Records that describe figures:
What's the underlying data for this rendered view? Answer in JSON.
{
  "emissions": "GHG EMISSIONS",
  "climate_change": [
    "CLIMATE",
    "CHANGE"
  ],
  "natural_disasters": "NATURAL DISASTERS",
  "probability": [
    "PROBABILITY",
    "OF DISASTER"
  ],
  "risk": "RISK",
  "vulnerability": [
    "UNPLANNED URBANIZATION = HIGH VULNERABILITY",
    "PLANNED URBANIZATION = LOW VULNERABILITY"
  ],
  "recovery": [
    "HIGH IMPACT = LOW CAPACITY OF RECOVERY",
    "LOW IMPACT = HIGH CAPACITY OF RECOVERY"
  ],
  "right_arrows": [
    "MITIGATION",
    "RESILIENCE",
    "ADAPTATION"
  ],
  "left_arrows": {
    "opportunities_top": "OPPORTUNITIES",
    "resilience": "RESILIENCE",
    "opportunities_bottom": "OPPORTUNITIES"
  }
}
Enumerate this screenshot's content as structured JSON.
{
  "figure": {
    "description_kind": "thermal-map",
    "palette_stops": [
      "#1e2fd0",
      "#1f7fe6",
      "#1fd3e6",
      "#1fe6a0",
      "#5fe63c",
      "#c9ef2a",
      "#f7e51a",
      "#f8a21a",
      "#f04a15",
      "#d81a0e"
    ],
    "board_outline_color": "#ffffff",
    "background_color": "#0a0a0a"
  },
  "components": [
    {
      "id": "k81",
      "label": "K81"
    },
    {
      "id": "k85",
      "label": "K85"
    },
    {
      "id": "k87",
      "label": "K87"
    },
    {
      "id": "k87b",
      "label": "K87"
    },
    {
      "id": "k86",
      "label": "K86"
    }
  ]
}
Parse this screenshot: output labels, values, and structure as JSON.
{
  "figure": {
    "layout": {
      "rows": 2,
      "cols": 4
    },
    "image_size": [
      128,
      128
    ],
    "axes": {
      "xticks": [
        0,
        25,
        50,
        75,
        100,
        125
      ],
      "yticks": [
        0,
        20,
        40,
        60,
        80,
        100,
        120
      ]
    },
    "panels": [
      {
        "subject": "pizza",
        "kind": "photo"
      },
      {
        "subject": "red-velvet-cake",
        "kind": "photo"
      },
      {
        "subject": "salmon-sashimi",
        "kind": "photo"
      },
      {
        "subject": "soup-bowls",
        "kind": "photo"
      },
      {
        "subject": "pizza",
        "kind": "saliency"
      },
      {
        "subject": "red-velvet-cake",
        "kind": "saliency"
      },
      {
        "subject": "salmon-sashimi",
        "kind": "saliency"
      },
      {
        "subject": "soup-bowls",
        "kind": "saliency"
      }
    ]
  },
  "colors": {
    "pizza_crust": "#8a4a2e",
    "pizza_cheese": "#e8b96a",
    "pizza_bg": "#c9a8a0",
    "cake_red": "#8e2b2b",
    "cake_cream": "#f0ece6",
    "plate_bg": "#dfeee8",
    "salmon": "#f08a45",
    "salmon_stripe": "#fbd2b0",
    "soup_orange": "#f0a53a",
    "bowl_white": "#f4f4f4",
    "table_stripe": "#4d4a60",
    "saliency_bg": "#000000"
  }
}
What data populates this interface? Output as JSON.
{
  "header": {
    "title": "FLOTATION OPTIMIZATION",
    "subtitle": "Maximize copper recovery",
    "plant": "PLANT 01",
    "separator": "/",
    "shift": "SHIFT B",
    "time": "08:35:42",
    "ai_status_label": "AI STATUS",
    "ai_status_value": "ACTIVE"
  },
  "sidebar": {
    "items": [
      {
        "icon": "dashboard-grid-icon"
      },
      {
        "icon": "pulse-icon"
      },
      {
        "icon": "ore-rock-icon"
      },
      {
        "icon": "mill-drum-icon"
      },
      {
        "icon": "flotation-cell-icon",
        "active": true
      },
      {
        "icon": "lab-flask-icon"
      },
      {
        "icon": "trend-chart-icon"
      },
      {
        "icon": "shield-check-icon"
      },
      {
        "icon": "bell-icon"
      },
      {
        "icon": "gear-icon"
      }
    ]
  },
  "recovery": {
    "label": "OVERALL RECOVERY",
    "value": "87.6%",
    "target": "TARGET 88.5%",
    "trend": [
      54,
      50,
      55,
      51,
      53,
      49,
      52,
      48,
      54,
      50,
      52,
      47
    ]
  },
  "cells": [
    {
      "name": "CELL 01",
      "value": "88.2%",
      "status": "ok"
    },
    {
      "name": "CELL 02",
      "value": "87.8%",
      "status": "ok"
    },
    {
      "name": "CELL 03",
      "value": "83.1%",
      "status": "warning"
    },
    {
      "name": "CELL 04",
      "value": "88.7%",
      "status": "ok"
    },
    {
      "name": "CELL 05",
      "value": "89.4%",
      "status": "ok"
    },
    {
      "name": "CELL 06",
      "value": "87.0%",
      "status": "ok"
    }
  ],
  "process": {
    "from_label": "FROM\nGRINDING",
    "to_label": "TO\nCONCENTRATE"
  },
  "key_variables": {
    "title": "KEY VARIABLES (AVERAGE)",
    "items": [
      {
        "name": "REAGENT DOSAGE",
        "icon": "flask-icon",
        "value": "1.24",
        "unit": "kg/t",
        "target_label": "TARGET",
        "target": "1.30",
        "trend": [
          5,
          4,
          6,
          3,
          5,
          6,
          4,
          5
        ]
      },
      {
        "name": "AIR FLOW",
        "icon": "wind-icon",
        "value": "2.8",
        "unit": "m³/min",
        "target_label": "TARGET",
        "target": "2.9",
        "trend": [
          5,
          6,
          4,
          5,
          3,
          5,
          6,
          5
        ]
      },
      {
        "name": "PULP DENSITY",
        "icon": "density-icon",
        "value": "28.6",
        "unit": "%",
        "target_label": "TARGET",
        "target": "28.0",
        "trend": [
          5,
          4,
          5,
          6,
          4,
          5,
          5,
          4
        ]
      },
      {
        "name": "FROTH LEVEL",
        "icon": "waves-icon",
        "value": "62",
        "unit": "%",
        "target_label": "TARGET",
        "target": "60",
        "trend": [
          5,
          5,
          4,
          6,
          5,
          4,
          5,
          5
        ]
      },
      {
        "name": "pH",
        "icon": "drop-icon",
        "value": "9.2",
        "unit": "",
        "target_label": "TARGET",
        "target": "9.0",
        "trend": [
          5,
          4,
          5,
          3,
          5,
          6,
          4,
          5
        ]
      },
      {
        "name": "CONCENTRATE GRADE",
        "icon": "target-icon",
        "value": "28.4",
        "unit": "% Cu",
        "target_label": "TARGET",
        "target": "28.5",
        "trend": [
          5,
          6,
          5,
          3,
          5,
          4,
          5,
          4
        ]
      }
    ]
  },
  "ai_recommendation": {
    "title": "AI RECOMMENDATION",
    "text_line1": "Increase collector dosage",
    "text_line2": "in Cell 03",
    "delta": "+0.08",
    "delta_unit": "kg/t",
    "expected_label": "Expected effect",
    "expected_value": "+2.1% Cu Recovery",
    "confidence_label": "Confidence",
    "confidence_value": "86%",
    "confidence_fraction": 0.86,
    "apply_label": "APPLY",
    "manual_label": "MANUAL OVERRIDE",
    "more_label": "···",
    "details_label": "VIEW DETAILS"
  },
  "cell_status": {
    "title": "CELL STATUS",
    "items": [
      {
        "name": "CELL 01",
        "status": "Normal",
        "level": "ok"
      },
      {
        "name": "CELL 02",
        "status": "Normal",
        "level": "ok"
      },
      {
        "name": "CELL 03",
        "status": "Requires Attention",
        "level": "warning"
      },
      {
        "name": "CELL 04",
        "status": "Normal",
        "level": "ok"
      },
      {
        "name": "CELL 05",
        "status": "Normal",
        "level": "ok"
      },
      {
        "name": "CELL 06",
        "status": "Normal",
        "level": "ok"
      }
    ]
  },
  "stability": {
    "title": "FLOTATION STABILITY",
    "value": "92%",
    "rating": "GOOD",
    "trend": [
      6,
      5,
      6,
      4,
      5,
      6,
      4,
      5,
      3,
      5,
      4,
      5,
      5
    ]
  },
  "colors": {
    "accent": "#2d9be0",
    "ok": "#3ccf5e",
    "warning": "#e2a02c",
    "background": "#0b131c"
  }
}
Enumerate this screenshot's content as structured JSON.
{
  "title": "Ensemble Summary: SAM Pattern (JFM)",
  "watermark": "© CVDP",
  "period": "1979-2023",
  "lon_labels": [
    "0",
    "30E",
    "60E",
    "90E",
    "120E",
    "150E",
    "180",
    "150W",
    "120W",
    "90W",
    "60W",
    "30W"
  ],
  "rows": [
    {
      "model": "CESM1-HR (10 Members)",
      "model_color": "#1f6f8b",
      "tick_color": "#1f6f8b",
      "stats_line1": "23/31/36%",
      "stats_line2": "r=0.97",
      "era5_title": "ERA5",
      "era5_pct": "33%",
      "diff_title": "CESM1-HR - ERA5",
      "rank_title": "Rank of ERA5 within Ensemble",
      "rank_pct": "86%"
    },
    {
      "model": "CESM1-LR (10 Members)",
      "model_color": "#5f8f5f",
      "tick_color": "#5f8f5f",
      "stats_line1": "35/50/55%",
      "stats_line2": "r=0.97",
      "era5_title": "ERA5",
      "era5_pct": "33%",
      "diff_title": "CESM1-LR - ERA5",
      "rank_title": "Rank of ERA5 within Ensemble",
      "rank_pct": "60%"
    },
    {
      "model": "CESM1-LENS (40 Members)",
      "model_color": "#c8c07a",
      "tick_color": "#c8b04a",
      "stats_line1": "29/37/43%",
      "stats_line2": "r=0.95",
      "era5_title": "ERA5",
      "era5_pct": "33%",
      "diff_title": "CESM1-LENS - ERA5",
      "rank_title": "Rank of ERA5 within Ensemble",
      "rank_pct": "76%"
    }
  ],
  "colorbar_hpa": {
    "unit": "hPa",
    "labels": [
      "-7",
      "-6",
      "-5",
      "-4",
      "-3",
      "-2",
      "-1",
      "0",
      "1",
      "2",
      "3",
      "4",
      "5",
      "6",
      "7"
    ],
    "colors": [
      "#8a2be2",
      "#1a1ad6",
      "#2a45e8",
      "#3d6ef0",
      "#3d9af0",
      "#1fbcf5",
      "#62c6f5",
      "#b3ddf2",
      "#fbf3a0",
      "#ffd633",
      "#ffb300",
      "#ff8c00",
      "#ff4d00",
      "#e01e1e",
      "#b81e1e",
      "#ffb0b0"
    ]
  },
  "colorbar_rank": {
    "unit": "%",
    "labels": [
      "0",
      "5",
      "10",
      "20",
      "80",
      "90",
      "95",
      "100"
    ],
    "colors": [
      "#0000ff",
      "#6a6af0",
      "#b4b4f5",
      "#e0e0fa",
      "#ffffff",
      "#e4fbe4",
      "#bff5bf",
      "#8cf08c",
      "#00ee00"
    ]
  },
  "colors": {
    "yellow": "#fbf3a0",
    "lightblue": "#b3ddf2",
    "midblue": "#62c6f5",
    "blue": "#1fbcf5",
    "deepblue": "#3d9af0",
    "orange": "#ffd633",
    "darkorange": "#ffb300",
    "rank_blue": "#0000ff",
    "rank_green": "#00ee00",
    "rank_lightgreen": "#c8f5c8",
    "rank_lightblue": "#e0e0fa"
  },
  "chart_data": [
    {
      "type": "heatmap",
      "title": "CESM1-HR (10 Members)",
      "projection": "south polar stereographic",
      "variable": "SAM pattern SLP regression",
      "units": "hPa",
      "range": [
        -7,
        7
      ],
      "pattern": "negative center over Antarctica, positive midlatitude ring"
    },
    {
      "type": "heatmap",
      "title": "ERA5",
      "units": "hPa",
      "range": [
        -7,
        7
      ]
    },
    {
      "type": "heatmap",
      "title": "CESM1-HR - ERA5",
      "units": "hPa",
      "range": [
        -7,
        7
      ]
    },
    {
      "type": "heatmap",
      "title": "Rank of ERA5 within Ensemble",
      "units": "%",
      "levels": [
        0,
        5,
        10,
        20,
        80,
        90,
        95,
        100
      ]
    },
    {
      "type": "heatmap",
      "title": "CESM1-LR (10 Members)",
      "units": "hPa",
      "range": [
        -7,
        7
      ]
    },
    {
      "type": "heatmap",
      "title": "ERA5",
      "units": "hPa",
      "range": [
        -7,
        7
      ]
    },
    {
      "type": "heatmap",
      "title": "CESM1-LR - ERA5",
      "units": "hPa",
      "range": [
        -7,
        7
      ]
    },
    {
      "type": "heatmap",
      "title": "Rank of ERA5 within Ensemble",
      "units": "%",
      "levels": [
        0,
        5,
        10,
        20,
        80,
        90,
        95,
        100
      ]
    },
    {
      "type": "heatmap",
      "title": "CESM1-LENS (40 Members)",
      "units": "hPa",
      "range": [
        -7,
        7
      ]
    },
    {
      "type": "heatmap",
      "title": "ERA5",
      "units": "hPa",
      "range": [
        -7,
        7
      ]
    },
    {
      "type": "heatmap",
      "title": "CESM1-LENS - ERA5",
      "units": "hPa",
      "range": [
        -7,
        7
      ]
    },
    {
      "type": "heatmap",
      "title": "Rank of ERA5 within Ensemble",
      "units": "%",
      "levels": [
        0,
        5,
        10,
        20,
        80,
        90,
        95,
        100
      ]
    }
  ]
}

→ **PROBLEM DETAILS**:
Locate the string "HIGH" in the listing above and copy every line where it occurs.

→ **WORKED SOLUTION**:
    "UNPLANNED URBANIZATION = HIGH VULNERABILITY",
    "HIGH IMPACT = LOW CAPACITY OF RECOVERY",
    "LOW IMPACT = HIGH CAPACITY OF RECOVERY"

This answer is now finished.